======== Input ========

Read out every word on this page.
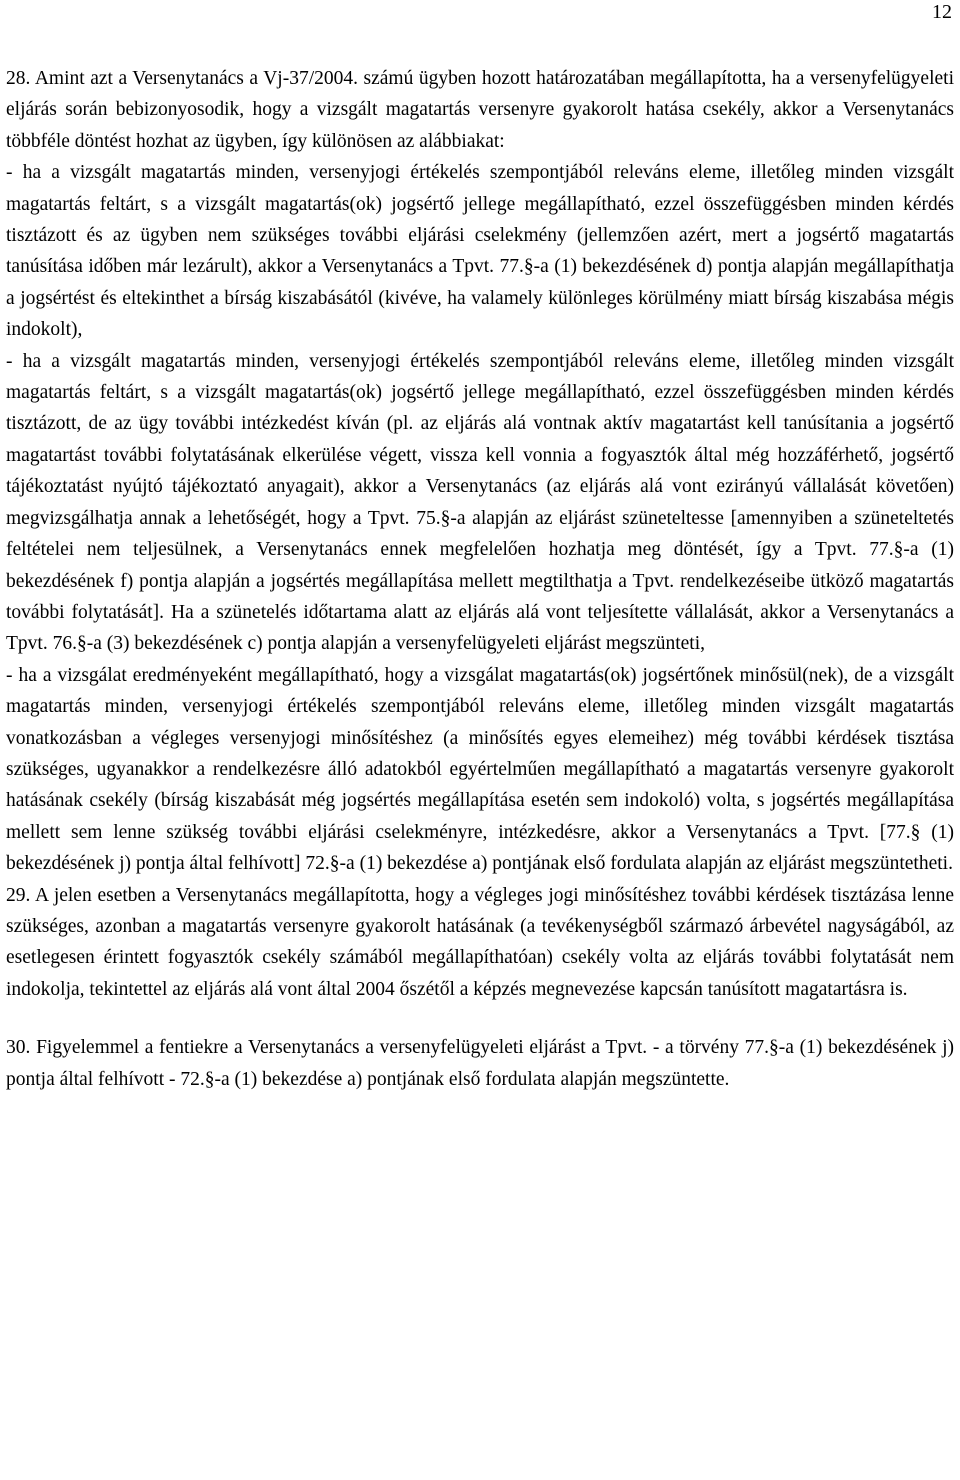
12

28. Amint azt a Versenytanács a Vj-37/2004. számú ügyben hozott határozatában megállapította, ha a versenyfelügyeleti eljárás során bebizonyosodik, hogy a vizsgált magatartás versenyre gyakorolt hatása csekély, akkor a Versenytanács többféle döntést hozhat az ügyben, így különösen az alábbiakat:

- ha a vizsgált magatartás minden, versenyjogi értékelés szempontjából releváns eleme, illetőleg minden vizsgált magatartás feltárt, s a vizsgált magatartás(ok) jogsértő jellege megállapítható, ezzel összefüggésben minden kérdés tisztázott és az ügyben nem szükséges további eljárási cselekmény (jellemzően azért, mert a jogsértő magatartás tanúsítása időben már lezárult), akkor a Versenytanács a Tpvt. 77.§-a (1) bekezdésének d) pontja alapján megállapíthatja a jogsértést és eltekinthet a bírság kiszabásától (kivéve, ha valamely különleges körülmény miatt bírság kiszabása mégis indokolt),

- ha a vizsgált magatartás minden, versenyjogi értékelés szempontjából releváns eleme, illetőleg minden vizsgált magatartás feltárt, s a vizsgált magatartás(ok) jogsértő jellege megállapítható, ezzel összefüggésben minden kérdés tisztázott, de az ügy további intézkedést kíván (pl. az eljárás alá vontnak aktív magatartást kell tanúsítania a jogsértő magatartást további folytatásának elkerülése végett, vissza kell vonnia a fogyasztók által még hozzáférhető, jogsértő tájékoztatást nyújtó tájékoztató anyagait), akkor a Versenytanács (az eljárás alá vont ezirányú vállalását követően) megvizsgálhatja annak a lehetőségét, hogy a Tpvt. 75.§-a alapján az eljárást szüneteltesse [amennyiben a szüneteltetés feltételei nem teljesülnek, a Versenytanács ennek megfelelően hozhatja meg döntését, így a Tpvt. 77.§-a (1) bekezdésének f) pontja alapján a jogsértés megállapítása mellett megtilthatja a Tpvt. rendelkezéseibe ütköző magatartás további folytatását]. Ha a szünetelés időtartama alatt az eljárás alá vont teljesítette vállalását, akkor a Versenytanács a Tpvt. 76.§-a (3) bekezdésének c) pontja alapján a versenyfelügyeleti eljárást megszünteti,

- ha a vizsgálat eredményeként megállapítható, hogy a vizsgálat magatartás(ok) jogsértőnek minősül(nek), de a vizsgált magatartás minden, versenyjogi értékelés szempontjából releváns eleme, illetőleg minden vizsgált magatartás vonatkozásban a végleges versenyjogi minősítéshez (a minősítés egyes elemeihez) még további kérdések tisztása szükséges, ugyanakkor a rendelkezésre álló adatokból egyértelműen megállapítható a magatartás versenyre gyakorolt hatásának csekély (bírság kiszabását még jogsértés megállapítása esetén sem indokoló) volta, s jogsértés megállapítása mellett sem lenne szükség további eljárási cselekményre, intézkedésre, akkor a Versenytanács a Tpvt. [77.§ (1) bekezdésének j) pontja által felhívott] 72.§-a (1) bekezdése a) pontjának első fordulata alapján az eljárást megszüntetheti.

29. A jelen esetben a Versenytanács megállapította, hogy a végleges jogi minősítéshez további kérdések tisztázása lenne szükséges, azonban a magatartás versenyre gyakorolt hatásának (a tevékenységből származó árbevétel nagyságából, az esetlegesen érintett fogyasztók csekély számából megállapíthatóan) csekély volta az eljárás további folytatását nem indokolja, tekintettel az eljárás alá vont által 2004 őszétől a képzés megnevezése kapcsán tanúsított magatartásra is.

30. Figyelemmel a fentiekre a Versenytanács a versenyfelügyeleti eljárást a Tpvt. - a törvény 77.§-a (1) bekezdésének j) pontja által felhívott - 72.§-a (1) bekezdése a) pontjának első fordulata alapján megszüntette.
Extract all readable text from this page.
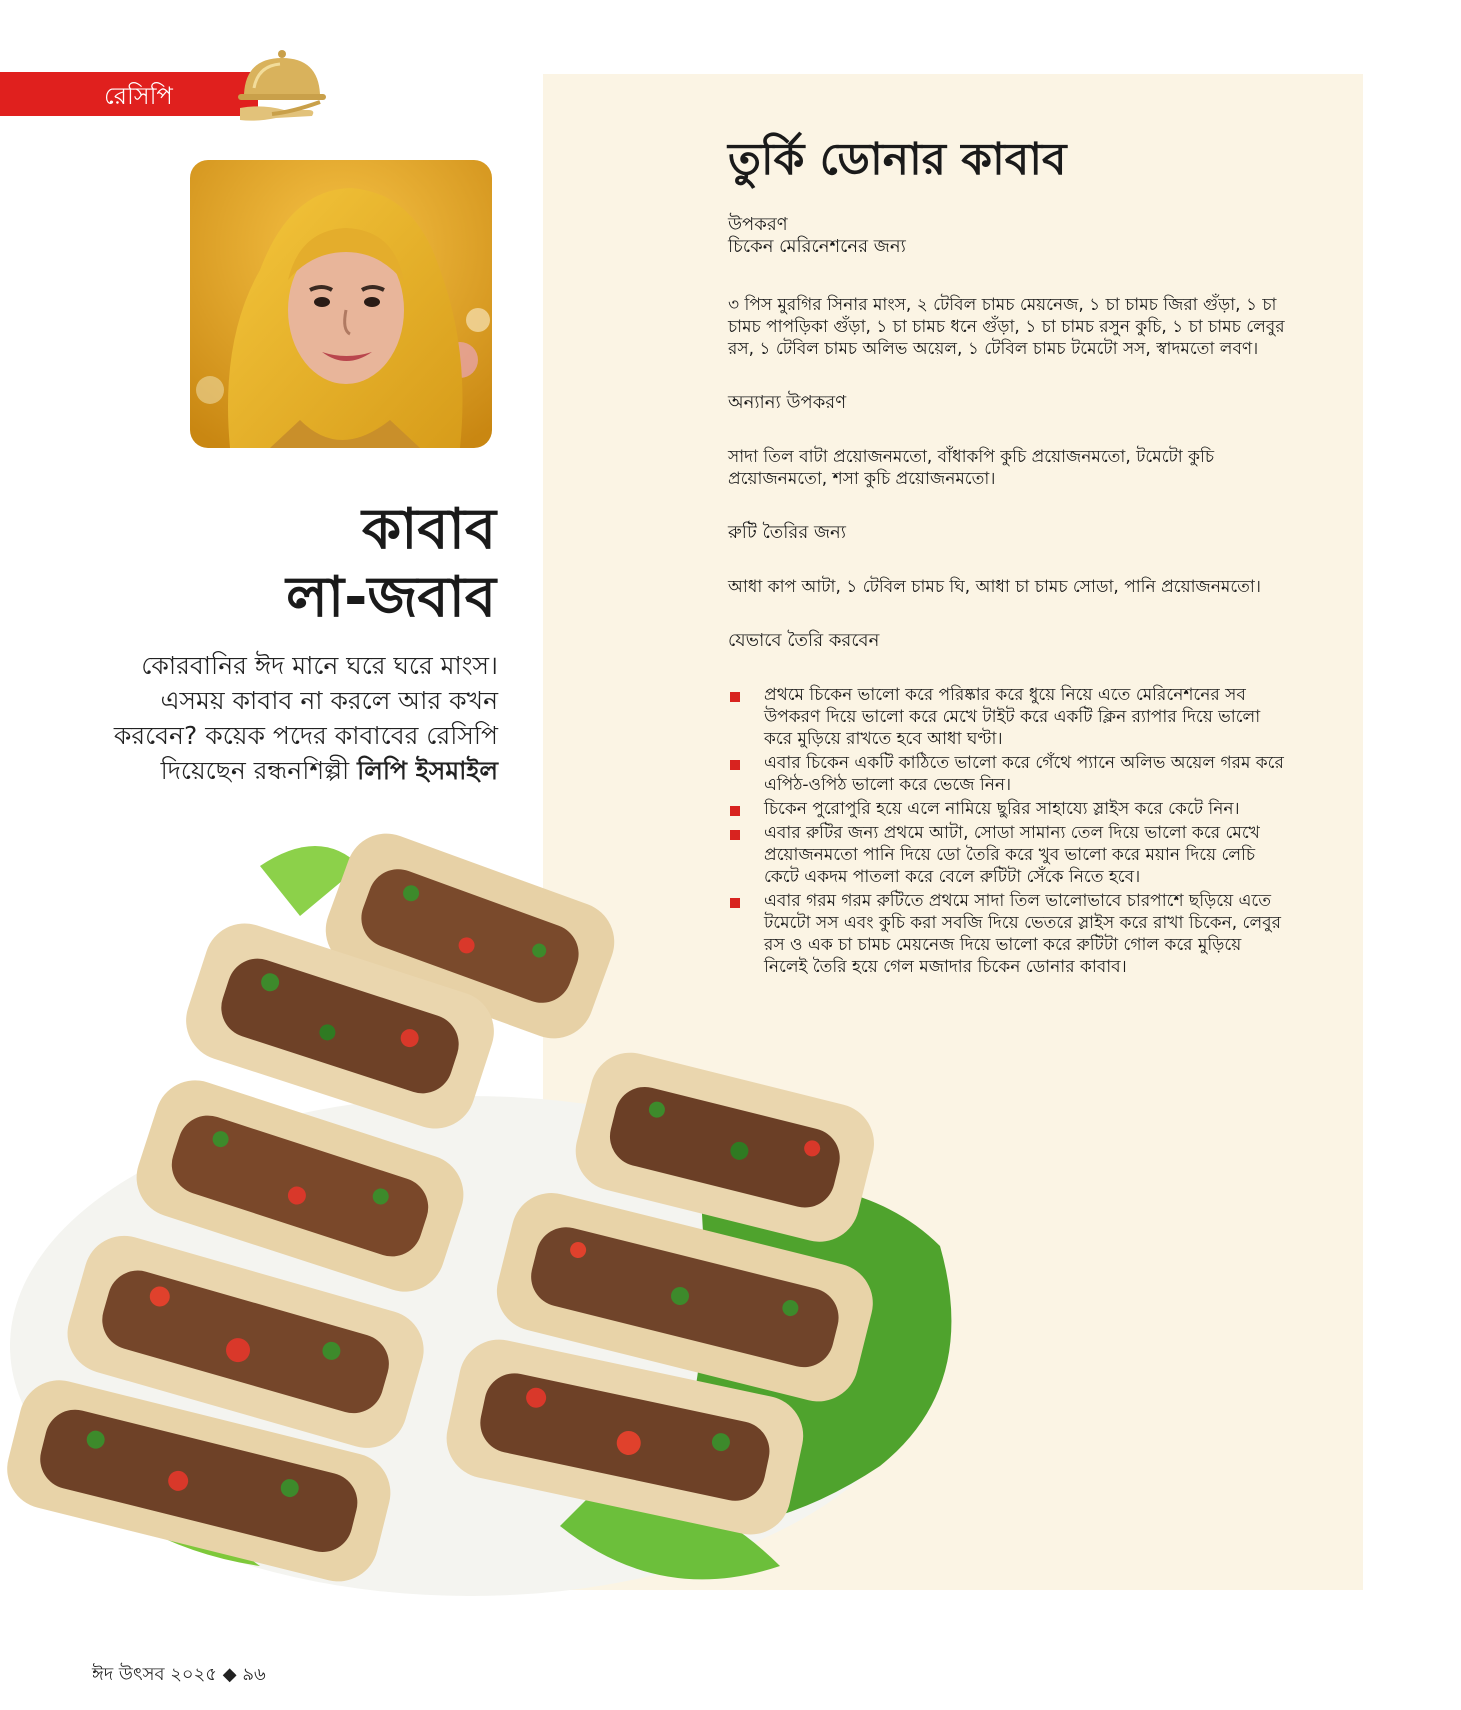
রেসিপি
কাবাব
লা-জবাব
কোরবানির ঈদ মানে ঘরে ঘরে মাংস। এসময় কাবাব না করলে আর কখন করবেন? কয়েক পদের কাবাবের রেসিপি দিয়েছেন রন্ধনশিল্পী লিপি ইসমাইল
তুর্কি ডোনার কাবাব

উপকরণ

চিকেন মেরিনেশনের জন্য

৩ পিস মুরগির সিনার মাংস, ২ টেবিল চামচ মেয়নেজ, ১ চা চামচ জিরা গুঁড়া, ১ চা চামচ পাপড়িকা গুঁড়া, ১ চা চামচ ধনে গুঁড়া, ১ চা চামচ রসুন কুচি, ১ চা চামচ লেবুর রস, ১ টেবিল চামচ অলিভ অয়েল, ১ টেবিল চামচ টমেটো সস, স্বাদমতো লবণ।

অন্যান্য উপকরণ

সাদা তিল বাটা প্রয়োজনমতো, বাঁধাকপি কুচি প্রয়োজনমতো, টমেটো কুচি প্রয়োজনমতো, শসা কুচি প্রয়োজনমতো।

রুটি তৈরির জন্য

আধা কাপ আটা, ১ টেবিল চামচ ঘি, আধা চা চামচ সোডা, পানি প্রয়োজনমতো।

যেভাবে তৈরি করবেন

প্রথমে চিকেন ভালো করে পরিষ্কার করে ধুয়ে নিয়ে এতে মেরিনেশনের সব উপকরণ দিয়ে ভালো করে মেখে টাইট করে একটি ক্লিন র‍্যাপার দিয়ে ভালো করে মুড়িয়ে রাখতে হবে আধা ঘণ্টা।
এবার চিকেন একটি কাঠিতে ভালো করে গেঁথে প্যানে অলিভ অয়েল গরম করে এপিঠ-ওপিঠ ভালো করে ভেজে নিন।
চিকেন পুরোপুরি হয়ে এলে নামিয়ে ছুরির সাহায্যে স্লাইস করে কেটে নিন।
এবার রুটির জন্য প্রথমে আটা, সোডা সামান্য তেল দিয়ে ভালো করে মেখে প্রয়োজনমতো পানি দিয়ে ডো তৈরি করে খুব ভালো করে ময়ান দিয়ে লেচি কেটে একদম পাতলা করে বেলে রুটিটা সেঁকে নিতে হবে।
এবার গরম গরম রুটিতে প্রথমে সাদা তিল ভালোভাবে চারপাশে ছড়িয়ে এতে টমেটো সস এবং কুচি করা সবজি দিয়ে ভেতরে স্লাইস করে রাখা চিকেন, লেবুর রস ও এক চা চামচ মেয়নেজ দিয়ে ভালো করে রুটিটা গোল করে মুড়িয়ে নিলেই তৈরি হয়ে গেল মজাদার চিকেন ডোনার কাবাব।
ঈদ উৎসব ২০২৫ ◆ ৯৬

========

Omit every picture, and otherwise quote the entries exactly.

Solution below:
Read out every word on this page.
12

28. Amint azt a Versenytanács a Vj-37/2004. számú ügyben hozott határozatában megállapította, ha a versenyfelügyeleti eljárás során bebizonyosodik, hogy a vizsgált magatartás versenyre gyakorolt hatása csekély, akkor a Versenytanács többféle döntést hozhat az ügyben, így különösen az alábbiakat:

- ha a vizsgált magatartás minden, versenyjogi értékelés szempontjából releváns eleme, illetőleg minden vizsgált magatartás feltárt, s a vizsgált magatartás(ok) jogsértő jellege megállapítható, ezzel összefüggésben minden kérdés tisztázott és az ügyben nem szükséges további eljárási cselekmény (jellemzően azért, mert a jogsértő magatartás tanúsítása időben már lezárult), akkor a Versenytanács a Tpvt. 77.§-a (1) bekezdésének d) pontja alapján megállapíthatja a jogsértést és eltekinthet a bírság kiszabásától (kivéve, ha valamely különleges körülmény miatt bírság kiszabása mégis indokolt),

- ha a vizsgált magatartás minden, versenyjogi értékelés szempontjából releváns eleme, illetőleg minden vizsgált magatartás feltárt, s a vizsgált magatartás(ok) jogsértő jellege megállapítható, ezzel összefüggésben minden kérdés tisztázott, de az ügy további intézkedést kíván (pl. az eljárás alá vontnak aktív magatartást kell tanúsítania a jogsértő magatartást további folytatásának elkerülése végett, vissza kell vonnia a fogyasztók által még hozzáférhető, jogsértő tájékoztatást nyújtó tájékoztató anyagait), akkor a Versenytanács (az eljárás alá vont ezirányú vállalását követően) megvizsgálhatja annak a lehetőségét, hogy a Tpvt. 75.§-a alapján az eljárást szüneteltesse [amennyiben a szüneteltetés feltételei nem teljesülnek, a Versenytanács ennek megfelelően hozhatja meg döntését, így a Tpvt. 77.§-a (1) bekezdésének f) pontja alapján a jogsértés megállapítása mellett megtilthatja a Tpvt. rendelkezéseibe ütköző magatartás további folytatását]. Ha a szünetelés időtartama alatt az eljárás alá vont teljesítette vállalását, akkor a Versenytanács a Tpvt. 76.§-a (3) bekezdésének c) pontja alapján a versenyfelügyeleti eljárást megszünteti,

- ha a vizsgálat eredményeként megállapítható, hogy a vizsgálat magatartás(ok) jogsértőnek minősül(nek), de a vizsgált magatartás minden, versenyjogi értékelés szempontjából releváns eleme, illetőleg minden vizsgált magatartás vonatkozásban a végleges versenyjogi minősítéshez (a minősítés egyes elemeihez) még további kérdések tisztása szükséges, ugyanakkor a rendelkezésre álló adatokból egyértelműen megállapítható a magatartás versenyre gyakorolt hatásának csekély (bírság kiszabását még jogsértés megállapítása esetén sem indokoló) volta, s jogsértés megállapítása mellett sem lenne szükség további eljárási cselekményre, intézkedésre, akkor a Versenytanács a Tpvt. [77.§ (1) bekezdésének j) pontja által felhívott] 72.§-a (1) bekezdése a) pontjának első fordulata alapján az eljárást megszüntetheti.

29. A jelen esetben a Versenytanács megállapította, hogy a végleges jogi minősítéshez további kérdések tisztázása lenne szükséges, azonban a magatartás versenyre gyakorolt hatásának (a tevékenységből származó árbevétel nagyságából, az esetlegesen érintett fogyasztók csekély számából megállapíthatóan) csekély volta az eljárás további folytatását nem indokolja, tekintettel az eljárás alá vont által 2004 őszétől a képzés megnevezése kapcsán tanúsított magatartásra is.

30. Figyelemmel a fentiekre a Versenytanács a versenyfelügyeleti eljárást a Tpvt. - a törvény 77.§-a (1) bekezdésének j) pontja által felhívott - 72.§-a (1) bekezdése a) pontjának első fordulata alapján megszüntette.
Extract all readable text from this page.
রেসিপি
কাবাব
লা-জবাব
কোরবানির ঈদ মানে ঘরে ঘরে মাংস। এসময় কাবাব না করলে আর কখন করবেন? কয়েক পদের কাবাবের রেসিপি দিয়েছেন রন্ধনশিল্পী লিপি ইসমাইল
তুর্কি ডোনার কাবাব

উপকরণ

চিকেন মেরিনেশনের জন্য

৩ পিস মুরগির সিনার মাংস, ২ টেবিল চামচ মেয়নেজ, ১ চা চামচ জিরা গুঁড়া, ১ চা চামচ পাপড়িকা গুঁড়া, ১ চা চামচ ধনে গুঁড়া, ১ চা চামচ রসুন কুচি, ১ চা চামচ লেবুর রস, ১ টেবিল চামচ অলিভ অয়েল, ১ টেবিল চামচ টমেটো সস, স্বাদমতো লবণ।

অন্যান্য উপকরণ

সাদা তিল বাটা প্রয়োজনমতো, বাঁধাকপি কুচি প্রয়োজনমতো, টমেটো কুচি প্রয়োজনমতো, শসা কুচি প্রয়োজনমতো।

রুটি তৈরির জন্য

আধা কাপ আটা, ১ টেবিল চামচ ঘি, আধা চা চামচ সোডা, পানি প্রয়োজনমতো।

যেভাবে তৈরি করবেন

প্রথমে চিকেন ভালো করে পরিষ্কার করে ধুয়ে নিয়ে এতে মেরিনেশনের সব উপকরণ দিয়ে ভালো করে মেখে টাইট করে একটি ক্লিন র‍্যাপার দিয়ে ভালো করে মুড়িয়ে রাখতে হবে আধা ঘণ্টা।
এবার চিকেন একটি কাঠিতে ভালো করে গেঁথে প্যানে অলিভ অয়েল গরম করে এপিঠ-ওপিঠ ভালো করে ভেজে নিন।
চিকেন পুরোপুরি হয়ে এলে নামিয়ে ছুরির সাহায্যে স্লাইস করে কেটে নিন।
এবার রুটির জন্য প্রথমে আটা, সোডা সামান্য তেল দিয়ে ভালো করে মেখে প্রয়োজনমতো পানি দিয়ে ডো তৈরি করে খুব ভালো করে ময়ান দিয়ে লেচি কেটে একদম পাতলা করে বেলে রুটিটা সেঁকে নিতে হবে।
এবার গরম গরম রুটিতে প্রথমে সাদা তিল ভালোভাবে চারপাশে ছড়িয়ে এতে টমেটো সস এবং কুচি করা সবজি দিয়ে ভেতরে স্লাইস করে রাখা চিকেন, লেবুর রস ও এক চা চামচ মেয়নেজ দিয়ে ভালো করে রুটিটা গোল করে মুড়িয়ে নিলেই তৈরি হয়ে গেল মজাদার চিকেন ডোনার কাবাব।
ঈদ উৎসব ২০২৫ ◆ ৯৬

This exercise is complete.